- _Record excerpts_

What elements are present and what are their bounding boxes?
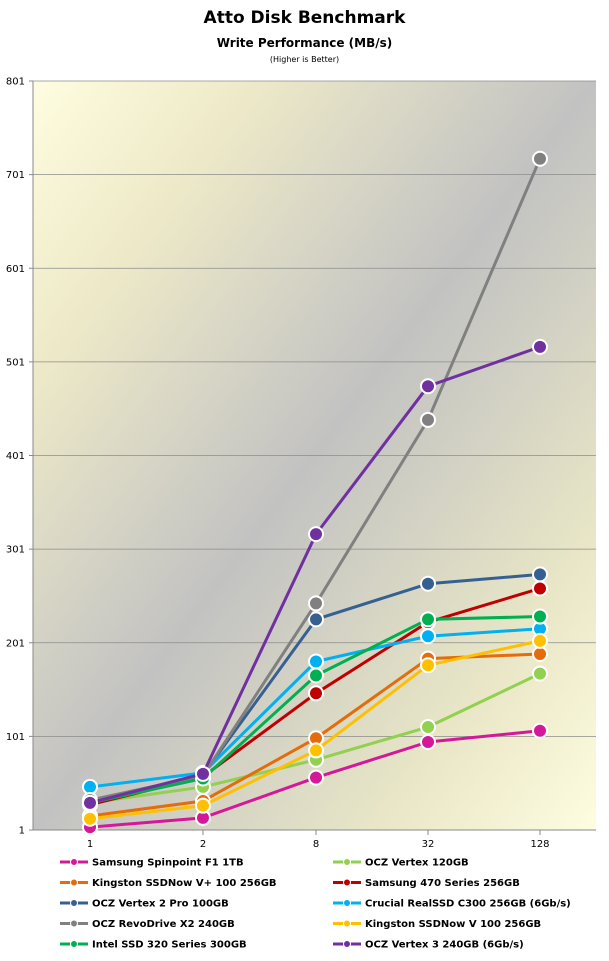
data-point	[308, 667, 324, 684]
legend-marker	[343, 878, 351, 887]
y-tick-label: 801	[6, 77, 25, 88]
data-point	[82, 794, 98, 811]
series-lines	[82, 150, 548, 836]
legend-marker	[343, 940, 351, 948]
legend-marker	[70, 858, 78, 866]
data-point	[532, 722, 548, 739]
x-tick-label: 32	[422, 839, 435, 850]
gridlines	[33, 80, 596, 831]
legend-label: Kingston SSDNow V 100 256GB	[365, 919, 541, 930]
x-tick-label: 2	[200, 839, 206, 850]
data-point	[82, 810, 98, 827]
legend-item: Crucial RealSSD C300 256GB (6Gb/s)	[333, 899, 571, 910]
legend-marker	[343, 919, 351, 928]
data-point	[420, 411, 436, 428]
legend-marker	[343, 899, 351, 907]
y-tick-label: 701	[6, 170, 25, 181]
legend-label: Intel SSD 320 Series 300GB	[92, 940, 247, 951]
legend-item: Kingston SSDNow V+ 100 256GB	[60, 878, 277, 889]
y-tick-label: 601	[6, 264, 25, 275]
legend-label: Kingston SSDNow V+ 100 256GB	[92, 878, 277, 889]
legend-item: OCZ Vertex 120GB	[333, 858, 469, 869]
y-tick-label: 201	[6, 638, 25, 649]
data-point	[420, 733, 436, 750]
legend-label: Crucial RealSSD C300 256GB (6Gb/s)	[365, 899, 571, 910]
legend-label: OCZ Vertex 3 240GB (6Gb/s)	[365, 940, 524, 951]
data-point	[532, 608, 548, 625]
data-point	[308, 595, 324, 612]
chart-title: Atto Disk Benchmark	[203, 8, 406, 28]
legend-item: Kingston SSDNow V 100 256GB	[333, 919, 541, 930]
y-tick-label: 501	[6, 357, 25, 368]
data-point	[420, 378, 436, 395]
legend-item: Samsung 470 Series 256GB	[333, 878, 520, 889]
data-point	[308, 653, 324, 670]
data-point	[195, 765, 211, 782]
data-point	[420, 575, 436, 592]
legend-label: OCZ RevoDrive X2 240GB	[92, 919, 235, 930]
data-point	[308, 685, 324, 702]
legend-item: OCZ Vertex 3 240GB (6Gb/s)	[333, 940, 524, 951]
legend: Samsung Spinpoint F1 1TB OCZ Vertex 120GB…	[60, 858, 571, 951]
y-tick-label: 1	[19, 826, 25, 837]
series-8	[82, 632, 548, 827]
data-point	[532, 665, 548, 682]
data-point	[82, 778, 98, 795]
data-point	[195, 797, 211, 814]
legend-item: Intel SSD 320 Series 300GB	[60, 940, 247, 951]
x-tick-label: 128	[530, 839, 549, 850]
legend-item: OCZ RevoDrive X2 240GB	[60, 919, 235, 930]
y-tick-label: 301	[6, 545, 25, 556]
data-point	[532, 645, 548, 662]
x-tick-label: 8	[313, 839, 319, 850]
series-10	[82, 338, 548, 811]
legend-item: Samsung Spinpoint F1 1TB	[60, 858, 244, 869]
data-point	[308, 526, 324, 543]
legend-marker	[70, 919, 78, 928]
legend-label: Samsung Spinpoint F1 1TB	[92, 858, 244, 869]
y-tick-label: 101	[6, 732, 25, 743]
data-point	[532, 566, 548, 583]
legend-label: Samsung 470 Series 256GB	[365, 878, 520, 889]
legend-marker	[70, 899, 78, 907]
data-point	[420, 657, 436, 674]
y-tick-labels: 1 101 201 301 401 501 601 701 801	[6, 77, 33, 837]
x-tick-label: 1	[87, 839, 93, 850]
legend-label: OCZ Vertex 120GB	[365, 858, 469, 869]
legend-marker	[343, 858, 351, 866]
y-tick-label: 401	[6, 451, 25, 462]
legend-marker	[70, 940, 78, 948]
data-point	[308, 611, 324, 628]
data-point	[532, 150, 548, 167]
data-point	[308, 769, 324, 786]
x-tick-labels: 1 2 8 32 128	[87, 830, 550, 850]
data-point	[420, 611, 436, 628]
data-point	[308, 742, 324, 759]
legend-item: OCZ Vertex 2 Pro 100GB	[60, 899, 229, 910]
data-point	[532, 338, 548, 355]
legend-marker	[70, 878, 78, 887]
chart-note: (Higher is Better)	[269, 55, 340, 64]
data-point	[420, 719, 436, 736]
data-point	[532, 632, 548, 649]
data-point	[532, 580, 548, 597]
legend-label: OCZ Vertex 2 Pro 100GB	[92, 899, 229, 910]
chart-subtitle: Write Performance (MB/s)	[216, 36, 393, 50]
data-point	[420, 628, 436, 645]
--
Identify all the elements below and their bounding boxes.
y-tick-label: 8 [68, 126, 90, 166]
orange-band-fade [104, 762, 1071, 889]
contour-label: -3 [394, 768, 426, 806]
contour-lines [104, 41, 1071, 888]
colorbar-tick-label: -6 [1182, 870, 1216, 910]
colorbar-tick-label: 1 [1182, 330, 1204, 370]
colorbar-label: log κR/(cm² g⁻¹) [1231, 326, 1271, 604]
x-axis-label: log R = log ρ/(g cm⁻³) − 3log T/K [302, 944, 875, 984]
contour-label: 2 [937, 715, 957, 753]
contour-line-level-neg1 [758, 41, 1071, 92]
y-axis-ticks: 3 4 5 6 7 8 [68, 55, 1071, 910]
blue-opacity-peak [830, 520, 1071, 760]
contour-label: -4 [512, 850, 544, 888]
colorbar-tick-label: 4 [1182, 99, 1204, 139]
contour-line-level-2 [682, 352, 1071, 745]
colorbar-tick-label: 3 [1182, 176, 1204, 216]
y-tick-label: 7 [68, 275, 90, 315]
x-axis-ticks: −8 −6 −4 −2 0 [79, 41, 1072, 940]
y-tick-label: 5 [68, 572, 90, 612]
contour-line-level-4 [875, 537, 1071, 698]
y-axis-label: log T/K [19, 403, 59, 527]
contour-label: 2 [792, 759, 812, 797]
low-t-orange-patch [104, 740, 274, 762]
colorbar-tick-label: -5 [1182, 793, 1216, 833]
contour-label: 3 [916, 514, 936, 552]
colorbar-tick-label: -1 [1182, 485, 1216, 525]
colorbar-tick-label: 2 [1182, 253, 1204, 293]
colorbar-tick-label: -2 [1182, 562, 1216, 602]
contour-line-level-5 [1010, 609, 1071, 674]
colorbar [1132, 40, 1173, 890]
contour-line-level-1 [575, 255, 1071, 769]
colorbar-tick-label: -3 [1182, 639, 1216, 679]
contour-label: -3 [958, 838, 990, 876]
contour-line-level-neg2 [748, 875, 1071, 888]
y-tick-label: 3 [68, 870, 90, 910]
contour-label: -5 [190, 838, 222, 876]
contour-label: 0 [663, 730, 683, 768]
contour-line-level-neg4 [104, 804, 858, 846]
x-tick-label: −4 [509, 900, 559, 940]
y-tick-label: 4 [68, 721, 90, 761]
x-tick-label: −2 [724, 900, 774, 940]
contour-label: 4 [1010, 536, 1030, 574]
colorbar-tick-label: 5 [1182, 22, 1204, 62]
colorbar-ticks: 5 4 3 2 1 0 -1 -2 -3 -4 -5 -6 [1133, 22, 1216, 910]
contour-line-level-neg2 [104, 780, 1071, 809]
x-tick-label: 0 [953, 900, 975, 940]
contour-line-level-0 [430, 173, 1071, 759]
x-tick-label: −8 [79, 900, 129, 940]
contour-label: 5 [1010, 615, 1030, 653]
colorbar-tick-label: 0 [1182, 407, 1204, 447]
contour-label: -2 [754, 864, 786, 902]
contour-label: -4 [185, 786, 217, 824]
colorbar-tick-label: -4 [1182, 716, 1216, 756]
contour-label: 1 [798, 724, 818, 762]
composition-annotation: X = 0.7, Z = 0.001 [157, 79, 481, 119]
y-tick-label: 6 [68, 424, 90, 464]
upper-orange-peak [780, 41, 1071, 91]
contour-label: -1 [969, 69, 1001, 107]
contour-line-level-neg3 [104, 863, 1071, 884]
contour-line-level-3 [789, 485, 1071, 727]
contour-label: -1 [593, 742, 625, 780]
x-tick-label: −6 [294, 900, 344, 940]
* * *
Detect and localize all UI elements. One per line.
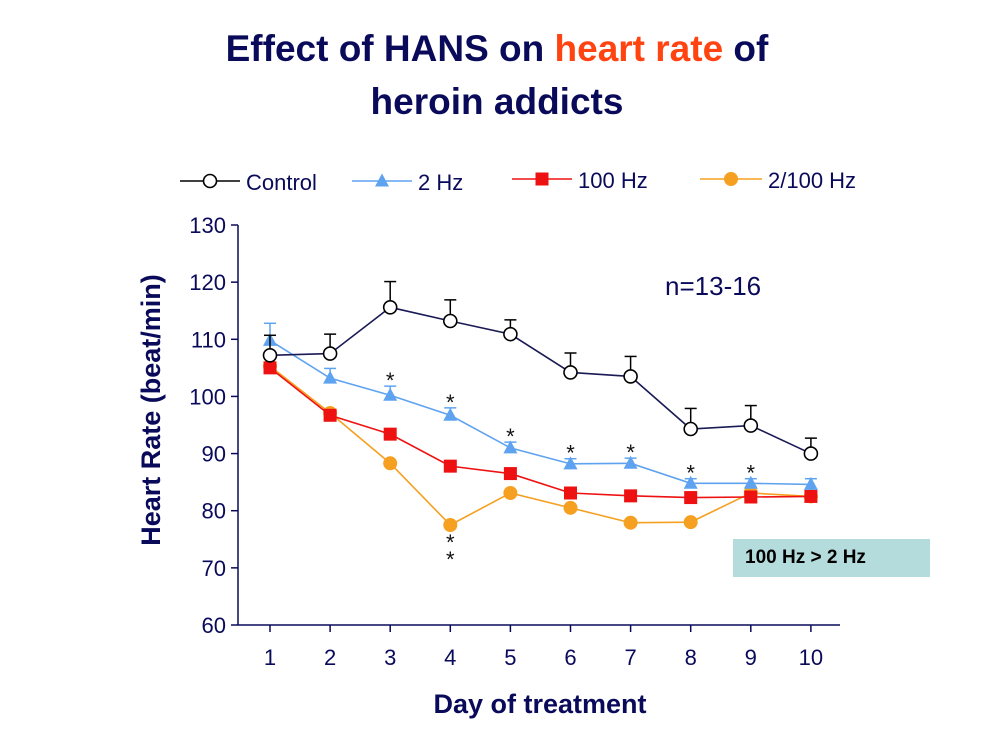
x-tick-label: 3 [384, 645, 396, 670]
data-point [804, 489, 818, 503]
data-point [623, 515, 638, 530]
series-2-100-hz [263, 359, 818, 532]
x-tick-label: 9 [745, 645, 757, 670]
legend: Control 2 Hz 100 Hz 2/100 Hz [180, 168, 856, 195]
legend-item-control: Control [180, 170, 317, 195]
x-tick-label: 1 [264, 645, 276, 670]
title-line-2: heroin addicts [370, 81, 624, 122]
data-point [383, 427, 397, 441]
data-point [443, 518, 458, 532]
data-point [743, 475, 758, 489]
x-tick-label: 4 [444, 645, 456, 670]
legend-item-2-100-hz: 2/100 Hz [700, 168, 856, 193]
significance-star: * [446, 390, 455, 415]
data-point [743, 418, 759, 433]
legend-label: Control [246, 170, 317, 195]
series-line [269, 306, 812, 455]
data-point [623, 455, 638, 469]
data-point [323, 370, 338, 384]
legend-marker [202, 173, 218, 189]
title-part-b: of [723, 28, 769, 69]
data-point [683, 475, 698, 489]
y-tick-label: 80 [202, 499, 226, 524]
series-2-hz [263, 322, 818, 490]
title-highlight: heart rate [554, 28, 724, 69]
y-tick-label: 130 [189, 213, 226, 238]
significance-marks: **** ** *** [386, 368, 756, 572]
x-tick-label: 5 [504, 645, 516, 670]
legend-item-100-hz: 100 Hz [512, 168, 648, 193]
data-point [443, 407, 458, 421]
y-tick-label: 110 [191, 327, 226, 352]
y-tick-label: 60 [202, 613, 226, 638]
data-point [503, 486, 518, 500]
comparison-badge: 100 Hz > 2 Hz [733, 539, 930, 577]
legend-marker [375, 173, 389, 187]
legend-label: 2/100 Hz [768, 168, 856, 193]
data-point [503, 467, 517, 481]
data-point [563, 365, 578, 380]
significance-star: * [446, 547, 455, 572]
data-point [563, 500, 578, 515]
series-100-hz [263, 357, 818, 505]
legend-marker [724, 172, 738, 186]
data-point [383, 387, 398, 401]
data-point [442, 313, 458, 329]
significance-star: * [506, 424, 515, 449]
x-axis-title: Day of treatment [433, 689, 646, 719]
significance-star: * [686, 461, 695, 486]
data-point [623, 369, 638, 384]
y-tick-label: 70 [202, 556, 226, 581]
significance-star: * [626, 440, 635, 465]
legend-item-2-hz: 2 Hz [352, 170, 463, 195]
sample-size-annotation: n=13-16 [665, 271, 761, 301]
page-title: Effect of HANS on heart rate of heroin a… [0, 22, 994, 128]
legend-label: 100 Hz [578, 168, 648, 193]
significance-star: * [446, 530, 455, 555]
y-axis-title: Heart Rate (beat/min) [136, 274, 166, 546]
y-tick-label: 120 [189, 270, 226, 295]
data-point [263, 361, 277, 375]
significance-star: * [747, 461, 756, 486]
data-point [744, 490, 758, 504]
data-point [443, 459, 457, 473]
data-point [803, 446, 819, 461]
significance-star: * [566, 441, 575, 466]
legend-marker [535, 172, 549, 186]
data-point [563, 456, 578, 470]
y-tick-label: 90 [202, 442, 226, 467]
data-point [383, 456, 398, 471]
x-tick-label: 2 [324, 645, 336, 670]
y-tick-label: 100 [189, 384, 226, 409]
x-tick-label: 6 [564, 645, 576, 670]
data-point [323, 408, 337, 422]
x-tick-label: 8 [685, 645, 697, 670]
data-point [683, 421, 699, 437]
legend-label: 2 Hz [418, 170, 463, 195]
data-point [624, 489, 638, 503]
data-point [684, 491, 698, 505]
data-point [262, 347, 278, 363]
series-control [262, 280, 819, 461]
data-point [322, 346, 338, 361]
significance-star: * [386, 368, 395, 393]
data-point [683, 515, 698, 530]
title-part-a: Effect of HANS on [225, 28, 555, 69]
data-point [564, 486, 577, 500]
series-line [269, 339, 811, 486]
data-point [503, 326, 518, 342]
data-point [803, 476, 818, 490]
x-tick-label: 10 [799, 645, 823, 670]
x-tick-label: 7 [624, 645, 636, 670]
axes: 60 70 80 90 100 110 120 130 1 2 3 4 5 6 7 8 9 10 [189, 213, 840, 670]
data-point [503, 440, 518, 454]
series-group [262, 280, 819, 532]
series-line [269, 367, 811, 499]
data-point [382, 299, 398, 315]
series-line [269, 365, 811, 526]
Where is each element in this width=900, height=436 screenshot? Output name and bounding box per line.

- _Instruction_
Rewrite the stretch of material from the line containing "Identify all the" through the line containing "y-axis-ticks: 3 4 5 6 7 8 [68, 55, 1071, 910]" as a Markdown table with two columns: Row, holding a running row number, and Entry, holding the line itself. Leave out any blank lines.

- _Exercise result_
| Row | Entry |
|---|---|
| 1 | Identify all the elements below and their bounding boxes. |
| 2 | y-tick-label: 8 [68, 126, 90, 166] |
| 3 | orange-band-fade [104, 762, 1071, 889] |
| 4 | contour-label: -3 [394, 768, 426, 806] |
| 5 | contour-lines [104, 41, 1071, 888] |
| 6 | colorbar-tick-label: -6 [1182, 870, 1216, 910] |
| 7 | colorbar-tick-label: 1 [1182, 330, 1204, 370] |
| 8 | colorbar-label: log κR/(cm² g⁻¹) [1231, 326, 1271, 604] |
| 9 | x-axis-label: log R = log ρ/(g cm⁻³) − 3log T/K [302, 944, 875, 984] |
| 10 | contour-label: 2 [937, 715, 957, 753] |
| 11 | contour-line-level-neg1 [758, 41, 1071, 92] |
| 12 | y-axis-ticks: 3 4 5 6 7 8 [68, 55, 1071, 910] |